◆ Supplied records ◆

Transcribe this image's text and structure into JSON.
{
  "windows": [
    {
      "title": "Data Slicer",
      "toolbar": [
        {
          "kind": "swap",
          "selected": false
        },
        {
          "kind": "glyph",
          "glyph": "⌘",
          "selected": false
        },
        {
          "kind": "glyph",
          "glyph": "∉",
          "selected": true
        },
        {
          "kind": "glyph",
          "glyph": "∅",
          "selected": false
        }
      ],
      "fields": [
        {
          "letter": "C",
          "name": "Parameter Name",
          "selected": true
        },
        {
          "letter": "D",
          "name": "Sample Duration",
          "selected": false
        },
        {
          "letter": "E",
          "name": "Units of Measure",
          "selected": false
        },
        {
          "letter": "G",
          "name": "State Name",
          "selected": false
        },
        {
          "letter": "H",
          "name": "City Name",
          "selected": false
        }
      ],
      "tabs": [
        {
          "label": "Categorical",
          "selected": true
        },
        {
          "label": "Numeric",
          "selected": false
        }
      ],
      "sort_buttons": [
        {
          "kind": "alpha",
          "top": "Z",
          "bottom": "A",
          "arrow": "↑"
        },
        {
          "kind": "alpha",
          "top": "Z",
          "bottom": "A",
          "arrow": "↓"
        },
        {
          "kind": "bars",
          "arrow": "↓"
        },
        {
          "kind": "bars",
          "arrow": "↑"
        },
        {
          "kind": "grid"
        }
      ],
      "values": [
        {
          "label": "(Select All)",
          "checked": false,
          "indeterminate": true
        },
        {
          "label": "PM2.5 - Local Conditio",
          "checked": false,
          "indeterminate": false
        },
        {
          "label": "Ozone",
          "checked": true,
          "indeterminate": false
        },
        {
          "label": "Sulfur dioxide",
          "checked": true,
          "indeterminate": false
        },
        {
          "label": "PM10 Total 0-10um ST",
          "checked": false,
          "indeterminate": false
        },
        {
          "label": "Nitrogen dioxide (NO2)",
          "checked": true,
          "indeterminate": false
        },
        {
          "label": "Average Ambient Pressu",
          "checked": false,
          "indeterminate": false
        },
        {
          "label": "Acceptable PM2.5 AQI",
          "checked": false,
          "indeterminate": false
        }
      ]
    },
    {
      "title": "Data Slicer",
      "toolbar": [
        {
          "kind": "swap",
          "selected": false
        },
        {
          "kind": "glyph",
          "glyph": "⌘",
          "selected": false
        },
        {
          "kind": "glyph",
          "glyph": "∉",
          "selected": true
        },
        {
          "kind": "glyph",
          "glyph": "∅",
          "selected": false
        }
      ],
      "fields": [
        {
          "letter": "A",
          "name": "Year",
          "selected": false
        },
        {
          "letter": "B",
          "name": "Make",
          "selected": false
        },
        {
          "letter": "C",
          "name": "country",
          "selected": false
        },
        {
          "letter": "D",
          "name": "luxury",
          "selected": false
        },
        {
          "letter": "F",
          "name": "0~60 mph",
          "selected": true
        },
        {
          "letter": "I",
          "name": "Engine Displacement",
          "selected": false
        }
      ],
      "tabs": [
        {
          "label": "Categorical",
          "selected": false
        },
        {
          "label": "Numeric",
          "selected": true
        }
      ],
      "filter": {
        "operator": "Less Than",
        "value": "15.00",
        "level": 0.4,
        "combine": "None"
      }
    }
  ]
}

◆ Brief ◆
Pick out every line above that contains the word "name" and copy it.

◆ Answer to the task ◆
          "name": "Parameter Name",
          "name": "Sample Duration",
          "name": "Units of Measure",
          "name": "State Name",
          "name": "City Name",
          "name": "Year",
          "name": "Make",
          "name": "country",
          "name": "luxury",
          "name": "0~60 mph",
          "name": "Engine Displacement",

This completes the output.